▸ What the task requires:
Print every line of the records below verbatim, omitting the pictures.

** start of Given entries **

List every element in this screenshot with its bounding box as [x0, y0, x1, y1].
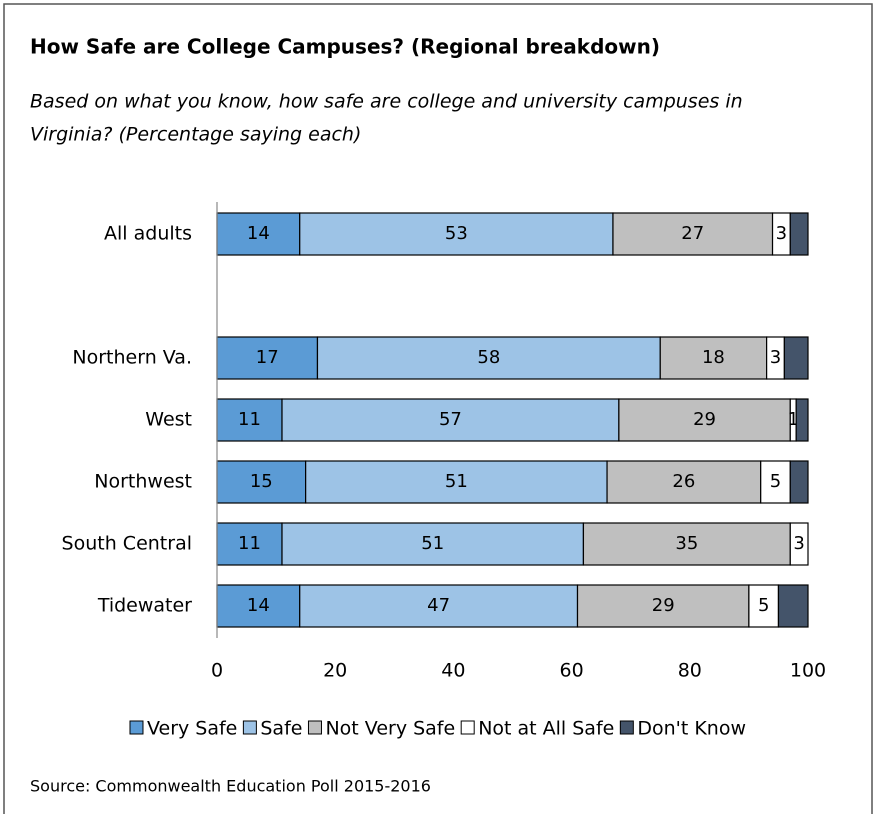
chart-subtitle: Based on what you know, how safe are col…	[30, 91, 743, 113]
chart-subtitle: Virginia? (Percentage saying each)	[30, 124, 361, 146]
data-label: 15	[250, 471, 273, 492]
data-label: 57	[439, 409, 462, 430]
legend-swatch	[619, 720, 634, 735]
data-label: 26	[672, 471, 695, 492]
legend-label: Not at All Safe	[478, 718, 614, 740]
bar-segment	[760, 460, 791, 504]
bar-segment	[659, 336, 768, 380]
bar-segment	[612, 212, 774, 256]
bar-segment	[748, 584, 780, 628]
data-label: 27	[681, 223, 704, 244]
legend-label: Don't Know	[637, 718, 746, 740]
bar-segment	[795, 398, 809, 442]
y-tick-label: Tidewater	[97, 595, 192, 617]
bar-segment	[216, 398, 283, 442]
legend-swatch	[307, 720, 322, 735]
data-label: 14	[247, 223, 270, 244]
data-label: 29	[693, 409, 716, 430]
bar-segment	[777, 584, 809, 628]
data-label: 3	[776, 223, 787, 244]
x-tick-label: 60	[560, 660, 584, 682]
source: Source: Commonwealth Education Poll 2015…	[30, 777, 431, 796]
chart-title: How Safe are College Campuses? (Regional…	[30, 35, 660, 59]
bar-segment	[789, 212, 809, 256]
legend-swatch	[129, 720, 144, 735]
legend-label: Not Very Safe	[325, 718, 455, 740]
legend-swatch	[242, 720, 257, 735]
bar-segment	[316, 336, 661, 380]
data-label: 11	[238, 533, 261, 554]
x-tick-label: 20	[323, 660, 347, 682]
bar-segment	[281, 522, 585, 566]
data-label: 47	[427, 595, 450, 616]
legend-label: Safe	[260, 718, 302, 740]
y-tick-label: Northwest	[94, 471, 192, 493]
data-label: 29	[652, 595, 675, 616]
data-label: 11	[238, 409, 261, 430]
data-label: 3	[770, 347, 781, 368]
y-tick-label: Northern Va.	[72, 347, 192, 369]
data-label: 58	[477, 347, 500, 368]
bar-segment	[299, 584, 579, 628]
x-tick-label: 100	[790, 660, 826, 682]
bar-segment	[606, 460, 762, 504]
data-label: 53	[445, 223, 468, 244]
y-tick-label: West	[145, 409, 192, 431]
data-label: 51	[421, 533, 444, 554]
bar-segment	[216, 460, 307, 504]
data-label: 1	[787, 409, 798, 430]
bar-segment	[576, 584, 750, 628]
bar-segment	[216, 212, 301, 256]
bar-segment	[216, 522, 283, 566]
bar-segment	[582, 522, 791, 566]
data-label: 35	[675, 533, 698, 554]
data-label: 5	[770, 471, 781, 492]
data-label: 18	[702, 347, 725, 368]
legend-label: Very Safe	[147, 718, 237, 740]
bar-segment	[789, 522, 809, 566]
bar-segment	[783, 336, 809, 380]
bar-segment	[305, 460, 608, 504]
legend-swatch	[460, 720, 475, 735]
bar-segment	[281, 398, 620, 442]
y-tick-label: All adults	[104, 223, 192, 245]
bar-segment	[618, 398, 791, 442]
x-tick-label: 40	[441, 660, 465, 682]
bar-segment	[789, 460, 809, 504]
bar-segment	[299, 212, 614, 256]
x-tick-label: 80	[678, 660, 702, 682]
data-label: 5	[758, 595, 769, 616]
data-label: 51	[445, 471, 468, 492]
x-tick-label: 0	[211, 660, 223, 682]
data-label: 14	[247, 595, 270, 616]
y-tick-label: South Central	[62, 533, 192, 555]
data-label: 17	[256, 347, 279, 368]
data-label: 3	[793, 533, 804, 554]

** end of Given entries **

▸ Solution for this problem:
List every element in this screenshot with its bounding box as [x0, y0, x1, y1].
chart-subtitle: Based on what you know, how safe are col…	[30, 91, 743, 113]
chart-subtitle: Virginia? (Percentage saying each)	[30, 124, 361, 146]
data-label: 15	[250, 471, 273, 492]
data-label: 57	[439, 409, 462, 430]
legend-swatch	[619, 720, 634, 735]
data-label: 26	[672, 471, 695, 492]
legend-label: Not at All Safe	[478, 718, 614, 740]
bar-segment	[760, 460, 791, 504]
bar-segment	[659, 336, 768, 380]
bar-segment	[612, 212, 774, 256]
bar-segment	[748, 584, 780, 628]
data-label: 27	[681, 223, 704, 244]
legend-label: Don't Know	[637, 718, 746, 740]
bar-segment	[795, 398, 809, 442]
y-tick-label: Tidewater	[97, 595, 192, 617]
bar-segment	[216, 398, 283, 442]
legend-swatch	[307, 720, 322, 735]
data-label: 14	[247, 223, 270, 244]
data-label: 29	[693, 409, 716, 430]
bar-segment	[777, 584, 809, 628]
data-label: 3	[776, 223, 787, 244]
x-tick-label: 60	[560, 660, 584, 682]
source: Source: Commonwealth Education Poll 2015…	[30, 777, 431, 796]
chart-title: How Safe are College Campuses? (Regional…	[30, 35, 660, 59]
bar-segment	[789, 212, 809, 256]
legend-swatch	[129, 720, 144, 735]
legend-label: Not Very Safe	[325, 718, 455, 740]
legend-swatch	[242, 720, 257, 735]
bar-segment	[316, 336, 661, 380]
data-label: 11	[238, 533, 261, 554]
x-tick-label: 20	[323, 660, 347, 682]
bar-segment	[281, 522, 585, 566]
data-label: 47	[427, 595, 450, 616]
legend-label: Safe	[260, 718, 302, 740]
y-tick-label: Northwest	[94, 471, 192, 493]
data-label: 29	[652, 595, 675, 616]
data-label: 11	[238, 409, 261, 430]
data-label: 3	[770, 347, 781, 368]
y-tick-label: Northern Va.	[72, 347, 192, 369]
data-label: 58	[477, 347, 500, 368]
bar-segment	[299, 584, 579, 628]
x-tick-label: 100	[790, 660, 826, 682]
bar-segment	[606, 460, 762, 504]
data-label: 53	[445, 223, 468, 244]
y-tick-label: West	[145, 409, 192, 431]
data-label: 51	[421, 533, 444, 554]
bar-segment	[216, 460, 307, 504]
data-label: 1	[787, 409, 798, 430]
bar-segment	[576, 584, 750, 628]
bar-segment	[216, 212, 301, 256]
bar-segment	[216, 522, 283, 566]
bar-segment	[582, 522, 791, 566]
data-label: 35	[675, 533, 698, 554]
data-label: 5	[770, 471, 781, 492]
data-label: 18	[702, 347, 725, 368]
legend-label: Very Safe	[147, 718, 237, 740]
bar-segment	[789, 522, 809, 566]
bar-segment	[783, 336, 809, 380]
bar-segment	[305, 460, 608, 504]
legend-swatch	[460, 720, 475, 735]
bar-segment	[281, 398, 620, 442]
y-tick-label: All adults	[104, 223, 192, 245]
bar-segment	[618, 398, 791, 442]
x-tick-label: 40	[441, 660, 465, 682]
bar-segment	[789, 460, 809, 504]
bar-segment	[299, 212, 614, 256]
x-tick-label: 80	[678, 660, 702, 682]
data-label: 5	[758, 595, 769, 616]
data-label: 51	[445, 471, 468, 492]
x-tick-label: 0	[211, 660, 223, 682]
data-label: 14	[247, 595, 270, 616]
y-tick-label: South Central	[62, 533, 192, 555]
data-label: 17	[256, 347, 279, 368]
data-label: 3	[793, 533, 804, 554]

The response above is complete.